TASK REQUIREMENTS -
#1 According to the article on Rina Banerjee's exhibition, in what year did the Pennsylvania Academy of the Fine Arts hold its inaugural exhibition?
#2 In the article on Rina Banerjee's exhibition, rewrite the stretch from "From the outset, The" through "interacting with each other.", swapping "mash-up" for "medley".
#3 Write what follows the last sentence of the article on Rina Banerjee's exhibition.
─── TEXT PASSAGE
Rina Banerjee, 'Make Me A Summary Of The World' At Pennsylvania Academy Of The Fine Arts

Clayton Press, FORBES, 8 January 2019
“I could never be a Minimalist artist: I am interested in corrupting fine art with everything I wish for. I want adventure and to feel the same sense of command that I imagine an explorer or a scientist would––like a visitor trespassing.” Rina Banerjee, Artforum, June 2011.
 
“Banerjee’s work embraces the messiness of contradictory meanings.”[1] This is an uncommonly succinct and genuinely respectful description of the artist’s work, which is dazzling, breathtaking and confounding. Reality and fantasy, history and mythology partner with each other. Her work is like a cartographic fiction, in which Banerjee schematizes and visualizes an imaginary world based on real world pliable fact. Banerjee is a rarity among artists, who can simultaneously enable and enrich meaning without being intentionally didactic or moralizing. Hers is a poetic activity that creates opportunities for viewers to awaken to alternative meanings in art.
 
From the outset, The Pennsylvania Academy of the Fine Arts (PAFA) has innovated. In December 1805, Charles Willson Peale, the American painter, and a group of Philadelphians ratified the articles of the Academy to cultivate the fine arts and to “gradually unfold, enlighten and invigorate the talents of our Countrymen.” At its inaugural exhibition in 1807, PAFA combined plaster casts, selections from the collection of the artist-inventor Robert Fulton, paintings by Benjamin West and Peale himself, as well as examples of then contemporary British art. In modern terms, the exhibition was a mash-up, a mixture or fusion of disparate elements interacting with each other.
──────
─── DATA EXTRACT
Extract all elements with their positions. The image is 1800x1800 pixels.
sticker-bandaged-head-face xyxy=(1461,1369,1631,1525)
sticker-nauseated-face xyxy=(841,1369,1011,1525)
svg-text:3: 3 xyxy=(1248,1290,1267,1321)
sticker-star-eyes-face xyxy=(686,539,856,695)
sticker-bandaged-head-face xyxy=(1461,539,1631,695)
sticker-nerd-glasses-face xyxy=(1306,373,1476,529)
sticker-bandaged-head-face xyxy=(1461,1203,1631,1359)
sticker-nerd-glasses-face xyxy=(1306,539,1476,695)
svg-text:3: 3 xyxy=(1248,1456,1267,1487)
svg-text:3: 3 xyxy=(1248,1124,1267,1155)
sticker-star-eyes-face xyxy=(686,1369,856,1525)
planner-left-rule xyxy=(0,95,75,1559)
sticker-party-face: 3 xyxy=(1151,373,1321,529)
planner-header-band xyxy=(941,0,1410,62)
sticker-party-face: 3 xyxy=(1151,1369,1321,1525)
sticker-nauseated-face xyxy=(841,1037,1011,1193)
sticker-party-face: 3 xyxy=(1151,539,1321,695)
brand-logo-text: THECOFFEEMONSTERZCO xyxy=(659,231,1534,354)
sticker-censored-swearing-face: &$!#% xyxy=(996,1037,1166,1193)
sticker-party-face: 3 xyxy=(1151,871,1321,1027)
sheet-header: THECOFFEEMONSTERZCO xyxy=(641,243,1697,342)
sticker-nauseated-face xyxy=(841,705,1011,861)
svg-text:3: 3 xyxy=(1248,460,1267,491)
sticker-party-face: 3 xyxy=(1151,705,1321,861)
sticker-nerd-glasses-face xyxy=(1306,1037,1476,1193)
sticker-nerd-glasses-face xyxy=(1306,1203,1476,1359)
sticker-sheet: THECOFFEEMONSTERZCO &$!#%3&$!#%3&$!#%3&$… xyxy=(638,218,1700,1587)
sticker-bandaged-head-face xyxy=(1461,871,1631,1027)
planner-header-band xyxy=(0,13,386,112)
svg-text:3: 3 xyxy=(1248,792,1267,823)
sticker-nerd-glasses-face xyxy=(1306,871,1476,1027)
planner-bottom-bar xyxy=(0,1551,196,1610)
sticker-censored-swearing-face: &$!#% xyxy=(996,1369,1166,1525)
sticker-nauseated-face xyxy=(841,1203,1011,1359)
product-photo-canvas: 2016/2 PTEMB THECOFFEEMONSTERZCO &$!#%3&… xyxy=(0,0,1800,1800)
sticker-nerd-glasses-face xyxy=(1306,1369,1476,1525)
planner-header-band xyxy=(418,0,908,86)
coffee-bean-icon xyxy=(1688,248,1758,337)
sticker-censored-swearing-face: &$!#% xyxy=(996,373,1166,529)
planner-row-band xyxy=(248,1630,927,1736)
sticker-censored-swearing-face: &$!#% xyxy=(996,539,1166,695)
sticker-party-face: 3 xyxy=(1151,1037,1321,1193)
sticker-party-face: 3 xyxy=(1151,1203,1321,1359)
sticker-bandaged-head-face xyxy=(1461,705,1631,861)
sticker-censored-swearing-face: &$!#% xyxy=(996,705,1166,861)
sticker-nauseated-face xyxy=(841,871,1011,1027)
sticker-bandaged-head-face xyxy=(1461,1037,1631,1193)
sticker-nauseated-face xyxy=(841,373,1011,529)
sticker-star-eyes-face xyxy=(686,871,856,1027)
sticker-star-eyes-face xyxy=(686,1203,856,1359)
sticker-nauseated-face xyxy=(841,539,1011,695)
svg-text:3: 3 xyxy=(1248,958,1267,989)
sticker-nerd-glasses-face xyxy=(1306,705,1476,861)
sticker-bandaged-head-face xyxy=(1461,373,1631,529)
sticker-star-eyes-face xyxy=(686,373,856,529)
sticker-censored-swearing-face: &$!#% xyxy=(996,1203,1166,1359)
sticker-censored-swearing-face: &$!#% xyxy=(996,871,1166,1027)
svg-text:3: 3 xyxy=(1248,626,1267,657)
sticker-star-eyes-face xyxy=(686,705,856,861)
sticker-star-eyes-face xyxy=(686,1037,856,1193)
──────
EXPECTED OUTPUTS -
#1 1807

#2
From the outset, The Pennsylvania Academy of the Fine Arts (PAFA) has innovated. In December 1805, Charles Willson Peale, the American painter, and a group of Philadelphians ratified the articles of the Academy to cultivate the fine arts and to “gradually unfold, enlighten and invigorate the talents of our Countrymen.” At its inaugural exhibition in 1807, PAFA combined plaster casts, selections from the collection of the artist-inventor Robert Fulton, paintings by Benjamin West and Peale himself, as well as examples of then contemporary British art. In modern terms, the exhibition was a medley, a mixture or fusion of disparate elements interacting with each other.

#3
 
Many Post-War exhibitions by interventionist artists have played in and with museum collections and have used their “artifacts” as readymades or found objects, which could be re-contextualized and manipulated. This mash-up was intended to create new meanings or, even, reveal hidden ones. In 1970, for example, Andy Warhol experimented with the idea of a collection intervention when he moved some objects from the Rhode Island School of Design (Providence) into the galleries of The Menil Collection (Houston). Changing contexts, changed meanings.
 
Banerjee’s current retrospective at PAFA epitomizes how an artist can effectively and seamlessly collaborate and interact with an existing collection. This exhibition is among several in situ collaborations she has done previously, including Sackler Galleries, Smithsonian, Washington DC; Musée Guimet, Paris; Peabody Essex Museum, Salem, MA and Massachusetts Museum of Contemporary Art, North Adams, MA. Although Banerjee’s works—primarily sculptures, but also paintings, drawings and videos—have been made as standalone works, they have frequently been exhibited in and around the permanent collection installations of museums. These projects created new contexts for the museums’ collections, as well as transforming the elements Banerjee found or bought to incorporate into her sculptures.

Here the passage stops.